Look through the material below. Copy each line that contains the string "JSON".

----- Stored records -----

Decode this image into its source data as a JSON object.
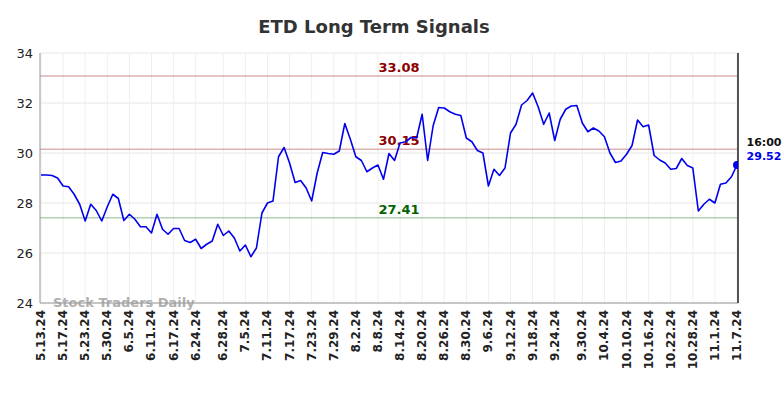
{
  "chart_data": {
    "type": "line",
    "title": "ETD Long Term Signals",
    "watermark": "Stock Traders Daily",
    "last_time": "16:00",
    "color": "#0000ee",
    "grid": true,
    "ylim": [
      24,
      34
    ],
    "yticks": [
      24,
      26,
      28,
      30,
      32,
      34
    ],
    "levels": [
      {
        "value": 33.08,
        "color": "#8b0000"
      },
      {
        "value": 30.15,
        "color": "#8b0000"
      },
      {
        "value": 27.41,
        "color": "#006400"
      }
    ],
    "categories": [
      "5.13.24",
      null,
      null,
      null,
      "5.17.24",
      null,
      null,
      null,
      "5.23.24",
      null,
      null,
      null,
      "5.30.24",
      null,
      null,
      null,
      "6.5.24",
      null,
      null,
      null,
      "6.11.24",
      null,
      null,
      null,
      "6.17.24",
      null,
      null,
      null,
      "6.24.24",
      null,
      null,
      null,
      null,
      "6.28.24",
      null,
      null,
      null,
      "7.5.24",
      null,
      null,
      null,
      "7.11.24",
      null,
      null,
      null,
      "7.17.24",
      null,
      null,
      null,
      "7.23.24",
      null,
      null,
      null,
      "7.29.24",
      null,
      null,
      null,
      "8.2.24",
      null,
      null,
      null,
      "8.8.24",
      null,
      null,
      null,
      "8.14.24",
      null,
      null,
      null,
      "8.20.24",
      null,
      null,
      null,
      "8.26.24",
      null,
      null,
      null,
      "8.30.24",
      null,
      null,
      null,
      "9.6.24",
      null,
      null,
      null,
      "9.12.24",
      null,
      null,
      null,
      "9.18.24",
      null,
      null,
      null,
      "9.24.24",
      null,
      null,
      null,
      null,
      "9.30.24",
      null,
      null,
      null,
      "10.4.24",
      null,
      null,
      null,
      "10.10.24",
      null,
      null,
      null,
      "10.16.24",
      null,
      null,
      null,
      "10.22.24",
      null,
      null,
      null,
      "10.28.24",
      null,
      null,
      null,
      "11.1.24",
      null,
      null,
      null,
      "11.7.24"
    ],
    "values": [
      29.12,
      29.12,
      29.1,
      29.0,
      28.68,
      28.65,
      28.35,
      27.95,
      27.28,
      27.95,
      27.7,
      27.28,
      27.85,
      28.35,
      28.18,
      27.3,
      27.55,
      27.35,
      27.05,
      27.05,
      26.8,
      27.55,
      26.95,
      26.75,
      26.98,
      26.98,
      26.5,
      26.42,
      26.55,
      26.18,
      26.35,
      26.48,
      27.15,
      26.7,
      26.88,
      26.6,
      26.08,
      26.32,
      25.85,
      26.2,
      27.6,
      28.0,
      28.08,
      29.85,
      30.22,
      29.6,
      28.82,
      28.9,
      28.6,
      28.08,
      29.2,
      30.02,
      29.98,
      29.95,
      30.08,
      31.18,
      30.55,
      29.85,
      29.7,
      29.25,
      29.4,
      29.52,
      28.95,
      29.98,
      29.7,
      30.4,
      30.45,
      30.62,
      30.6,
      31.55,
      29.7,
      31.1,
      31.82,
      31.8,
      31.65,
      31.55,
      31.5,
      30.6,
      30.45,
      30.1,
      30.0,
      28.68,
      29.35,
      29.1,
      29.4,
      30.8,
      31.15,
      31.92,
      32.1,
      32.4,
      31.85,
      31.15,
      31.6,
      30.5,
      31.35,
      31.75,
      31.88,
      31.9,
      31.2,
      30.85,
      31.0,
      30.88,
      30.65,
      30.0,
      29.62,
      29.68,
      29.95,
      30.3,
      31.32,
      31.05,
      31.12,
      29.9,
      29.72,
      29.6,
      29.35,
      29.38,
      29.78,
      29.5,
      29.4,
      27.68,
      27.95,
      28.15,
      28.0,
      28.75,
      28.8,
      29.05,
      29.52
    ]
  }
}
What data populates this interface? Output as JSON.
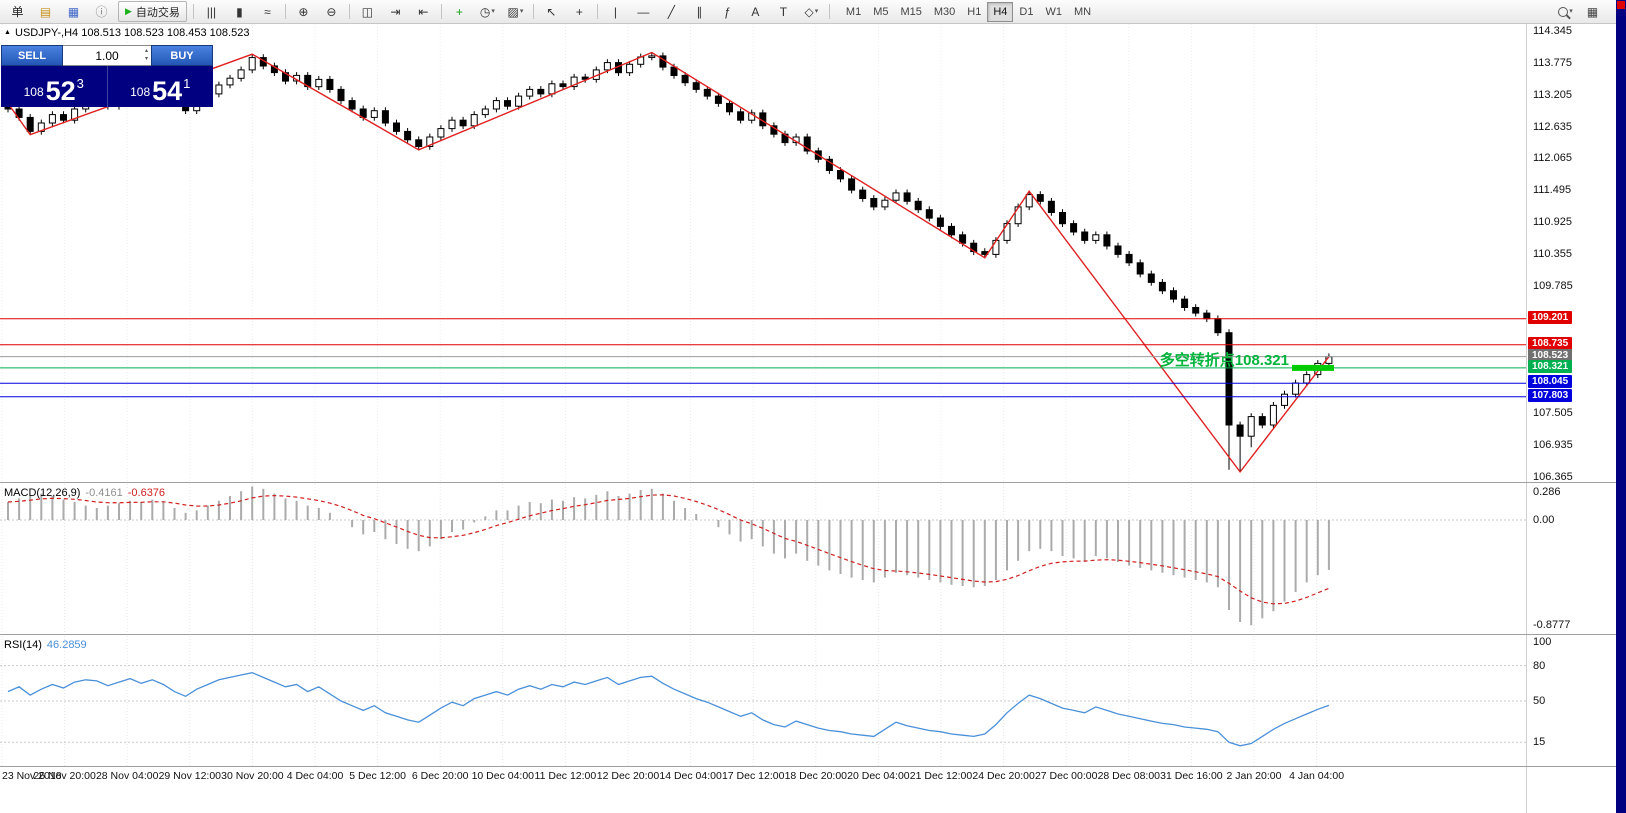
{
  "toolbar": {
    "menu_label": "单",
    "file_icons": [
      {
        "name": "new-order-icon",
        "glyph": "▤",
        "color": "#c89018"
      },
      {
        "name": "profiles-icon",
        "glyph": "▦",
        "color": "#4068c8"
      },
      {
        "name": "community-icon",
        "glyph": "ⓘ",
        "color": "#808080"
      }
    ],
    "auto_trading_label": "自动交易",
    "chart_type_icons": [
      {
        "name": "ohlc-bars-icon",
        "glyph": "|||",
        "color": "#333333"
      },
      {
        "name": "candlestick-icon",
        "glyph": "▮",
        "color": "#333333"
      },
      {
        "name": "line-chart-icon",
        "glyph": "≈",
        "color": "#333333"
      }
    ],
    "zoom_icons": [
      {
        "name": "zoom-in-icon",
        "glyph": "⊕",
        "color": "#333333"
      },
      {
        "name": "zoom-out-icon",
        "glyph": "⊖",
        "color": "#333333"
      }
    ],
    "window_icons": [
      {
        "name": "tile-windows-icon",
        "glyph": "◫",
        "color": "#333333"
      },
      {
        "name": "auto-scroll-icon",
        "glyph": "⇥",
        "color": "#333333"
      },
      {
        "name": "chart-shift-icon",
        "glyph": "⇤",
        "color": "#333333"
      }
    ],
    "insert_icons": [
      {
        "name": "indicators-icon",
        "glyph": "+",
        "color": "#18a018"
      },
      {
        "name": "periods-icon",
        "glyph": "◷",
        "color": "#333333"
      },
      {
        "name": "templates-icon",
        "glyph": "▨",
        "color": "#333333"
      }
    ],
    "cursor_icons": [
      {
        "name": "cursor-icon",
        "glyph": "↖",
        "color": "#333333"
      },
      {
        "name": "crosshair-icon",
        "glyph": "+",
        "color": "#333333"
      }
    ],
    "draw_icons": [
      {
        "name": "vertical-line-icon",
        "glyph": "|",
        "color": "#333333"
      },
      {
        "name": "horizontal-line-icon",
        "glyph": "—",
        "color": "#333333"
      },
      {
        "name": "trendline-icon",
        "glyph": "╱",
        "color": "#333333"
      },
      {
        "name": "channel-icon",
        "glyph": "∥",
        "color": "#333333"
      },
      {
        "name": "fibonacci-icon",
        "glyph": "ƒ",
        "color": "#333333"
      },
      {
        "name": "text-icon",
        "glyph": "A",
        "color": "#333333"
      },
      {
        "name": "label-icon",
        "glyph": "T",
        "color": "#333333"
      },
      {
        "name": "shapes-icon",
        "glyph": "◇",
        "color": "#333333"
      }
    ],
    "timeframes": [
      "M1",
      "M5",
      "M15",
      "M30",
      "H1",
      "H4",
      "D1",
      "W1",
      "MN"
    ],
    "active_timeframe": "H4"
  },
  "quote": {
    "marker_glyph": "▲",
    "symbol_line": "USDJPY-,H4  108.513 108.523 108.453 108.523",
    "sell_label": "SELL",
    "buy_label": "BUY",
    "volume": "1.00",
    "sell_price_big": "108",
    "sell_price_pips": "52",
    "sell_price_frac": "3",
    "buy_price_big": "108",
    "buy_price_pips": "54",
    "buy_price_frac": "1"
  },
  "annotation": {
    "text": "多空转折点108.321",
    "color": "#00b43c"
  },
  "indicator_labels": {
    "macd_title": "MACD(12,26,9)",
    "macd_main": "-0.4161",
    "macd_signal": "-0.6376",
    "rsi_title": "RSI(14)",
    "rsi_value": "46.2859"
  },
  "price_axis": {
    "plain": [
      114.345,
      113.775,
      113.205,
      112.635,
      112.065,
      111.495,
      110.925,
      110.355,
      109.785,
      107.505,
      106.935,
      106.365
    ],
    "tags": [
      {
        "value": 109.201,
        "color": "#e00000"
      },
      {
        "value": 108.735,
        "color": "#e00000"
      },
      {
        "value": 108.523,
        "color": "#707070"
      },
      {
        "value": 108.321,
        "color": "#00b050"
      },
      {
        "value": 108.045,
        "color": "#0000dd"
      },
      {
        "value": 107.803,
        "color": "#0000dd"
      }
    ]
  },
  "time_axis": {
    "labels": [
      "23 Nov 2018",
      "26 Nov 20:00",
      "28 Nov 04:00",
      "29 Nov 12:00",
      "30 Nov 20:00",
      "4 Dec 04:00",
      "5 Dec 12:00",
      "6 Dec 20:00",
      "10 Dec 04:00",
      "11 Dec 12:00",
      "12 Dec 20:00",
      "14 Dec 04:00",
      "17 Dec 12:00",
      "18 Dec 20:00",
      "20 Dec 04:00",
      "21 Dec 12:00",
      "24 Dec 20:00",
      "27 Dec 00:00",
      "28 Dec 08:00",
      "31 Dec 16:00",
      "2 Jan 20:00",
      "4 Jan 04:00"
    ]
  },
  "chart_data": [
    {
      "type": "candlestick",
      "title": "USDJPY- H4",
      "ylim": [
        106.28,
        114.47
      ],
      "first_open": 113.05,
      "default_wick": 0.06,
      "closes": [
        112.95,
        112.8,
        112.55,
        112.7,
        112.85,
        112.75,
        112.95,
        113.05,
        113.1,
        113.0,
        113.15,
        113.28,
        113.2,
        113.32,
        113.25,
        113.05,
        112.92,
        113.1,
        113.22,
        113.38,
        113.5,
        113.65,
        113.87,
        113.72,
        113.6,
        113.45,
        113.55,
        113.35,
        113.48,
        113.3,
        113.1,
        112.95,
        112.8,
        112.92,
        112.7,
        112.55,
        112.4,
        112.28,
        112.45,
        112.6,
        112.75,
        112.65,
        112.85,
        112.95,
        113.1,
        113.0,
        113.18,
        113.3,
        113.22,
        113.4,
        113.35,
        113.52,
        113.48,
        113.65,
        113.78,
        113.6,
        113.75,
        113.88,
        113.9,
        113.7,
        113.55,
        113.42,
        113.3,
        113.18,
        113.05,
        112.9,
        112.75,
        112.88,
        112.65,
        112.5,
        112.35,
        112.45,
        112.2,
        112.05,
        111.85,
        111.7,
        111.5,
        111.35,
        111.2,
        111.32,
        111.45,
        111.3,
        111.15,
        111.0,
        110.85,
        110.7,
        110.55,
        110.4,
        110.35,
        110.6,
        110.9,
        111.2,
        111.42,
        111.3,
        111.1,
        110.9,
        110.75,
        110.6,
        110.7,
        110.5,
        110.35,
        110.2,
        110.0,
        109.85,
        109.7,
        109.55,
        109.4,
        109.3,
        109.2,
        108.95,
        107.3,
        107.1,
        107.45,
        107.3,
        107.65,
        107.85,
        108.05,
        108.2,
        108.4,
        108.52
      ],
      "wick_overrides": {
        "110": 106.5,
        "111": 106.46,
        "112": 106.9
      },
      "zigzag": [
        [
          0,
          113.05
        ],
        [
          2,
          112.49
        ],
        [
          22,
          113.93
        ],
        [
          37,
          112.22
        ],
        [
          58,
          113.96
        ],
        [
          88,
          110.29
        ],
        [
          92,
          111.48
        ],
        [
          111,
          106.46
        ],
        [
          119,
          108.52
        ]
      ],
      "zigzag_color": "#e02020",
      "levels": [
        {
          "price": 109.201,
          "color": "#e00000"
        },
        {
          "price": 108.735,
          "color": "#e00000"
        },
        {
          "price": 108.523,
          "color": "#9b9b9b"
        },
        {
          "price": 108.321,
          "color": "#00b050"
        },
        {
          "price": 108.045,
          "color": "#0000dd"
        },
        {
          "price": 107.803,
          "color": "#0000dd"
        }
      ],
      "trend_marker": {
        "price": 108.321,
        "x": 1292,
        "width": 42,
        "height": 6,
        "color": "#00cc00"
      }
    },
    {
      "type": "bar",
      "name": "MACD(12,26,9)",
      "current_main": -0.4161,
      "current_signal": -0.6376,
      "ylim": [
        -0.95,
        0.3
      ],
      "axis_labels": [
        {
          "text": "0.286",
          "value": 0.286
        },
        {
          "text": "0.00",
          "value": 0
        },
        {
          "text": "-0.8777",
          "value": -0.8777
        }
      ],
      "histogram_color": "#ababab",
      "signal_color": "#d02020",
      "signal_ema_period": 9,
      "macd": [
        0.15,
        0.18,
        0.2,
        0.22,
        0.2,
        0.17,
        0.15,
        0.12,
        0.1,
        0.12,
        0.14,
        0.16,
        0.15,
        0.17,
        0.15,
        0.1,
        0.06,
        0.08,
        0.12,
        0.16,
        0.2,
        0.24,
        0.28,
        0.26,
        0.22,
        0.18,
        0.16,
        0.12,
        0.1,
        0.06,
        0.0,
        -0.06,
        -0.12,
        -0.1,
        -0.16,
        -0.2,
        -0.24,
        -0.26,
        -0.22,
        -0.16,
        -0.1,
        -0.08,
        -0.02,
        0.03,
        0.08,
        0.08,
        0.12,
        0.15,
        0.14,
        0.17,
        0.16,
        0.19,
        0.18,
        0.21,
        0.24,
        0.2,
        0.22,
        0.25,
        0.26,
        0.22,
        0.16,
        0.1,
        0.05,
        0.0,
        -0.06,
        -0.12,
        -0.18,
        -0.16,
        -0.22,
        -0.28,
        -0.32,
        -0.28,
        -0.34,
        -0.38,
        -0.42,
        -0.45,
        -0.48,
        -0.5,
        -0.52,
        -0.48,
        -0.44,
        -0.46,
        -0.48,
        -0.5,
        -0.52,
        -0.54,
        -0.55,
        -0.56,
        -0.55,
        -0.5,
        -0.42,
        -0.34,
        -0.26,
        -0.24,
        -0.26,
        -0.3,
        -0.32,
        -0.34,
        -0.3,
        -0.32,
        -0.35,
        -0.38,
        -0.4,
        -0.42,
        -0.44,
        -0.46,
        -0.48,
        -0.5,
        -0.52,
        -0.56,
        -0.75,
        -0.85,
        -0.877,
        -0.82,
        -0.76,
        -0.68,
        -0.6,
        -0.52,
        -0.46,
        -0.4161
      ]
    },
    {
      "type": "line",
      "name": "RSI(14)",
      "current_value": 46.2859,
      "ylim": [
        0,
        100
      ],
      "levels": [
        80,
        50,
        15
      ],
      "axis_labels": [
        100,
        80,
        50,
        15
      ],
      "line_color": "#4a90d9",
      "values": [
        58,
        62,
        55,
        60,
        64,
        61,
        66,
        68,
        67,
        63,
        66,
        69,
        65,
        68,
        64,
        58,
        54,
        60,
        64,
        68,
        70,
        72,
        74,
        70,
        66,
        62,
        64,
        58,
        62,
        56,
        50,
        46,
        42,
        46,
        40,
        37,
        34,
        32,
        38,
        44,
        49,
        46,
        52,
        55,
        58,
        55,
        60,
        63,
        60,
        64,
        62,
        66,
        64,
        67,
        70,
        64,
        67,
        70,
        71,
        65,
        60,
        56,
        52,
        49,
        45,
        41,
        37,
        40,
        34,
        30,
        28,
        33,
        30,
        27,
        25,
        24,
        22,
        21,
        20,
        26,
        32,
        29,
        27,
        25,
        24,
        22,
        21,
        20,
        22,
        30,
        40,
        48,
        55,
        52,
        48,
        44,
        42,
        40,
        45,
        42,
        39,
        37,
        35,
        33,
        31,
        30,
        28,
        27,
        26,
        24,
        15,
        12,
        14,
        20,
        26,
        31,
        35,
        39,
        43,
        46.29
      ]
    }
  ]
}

-----

» Correct result:
Decode this image into its source data as a JSON object.
What data populates this interface? Output as JSON.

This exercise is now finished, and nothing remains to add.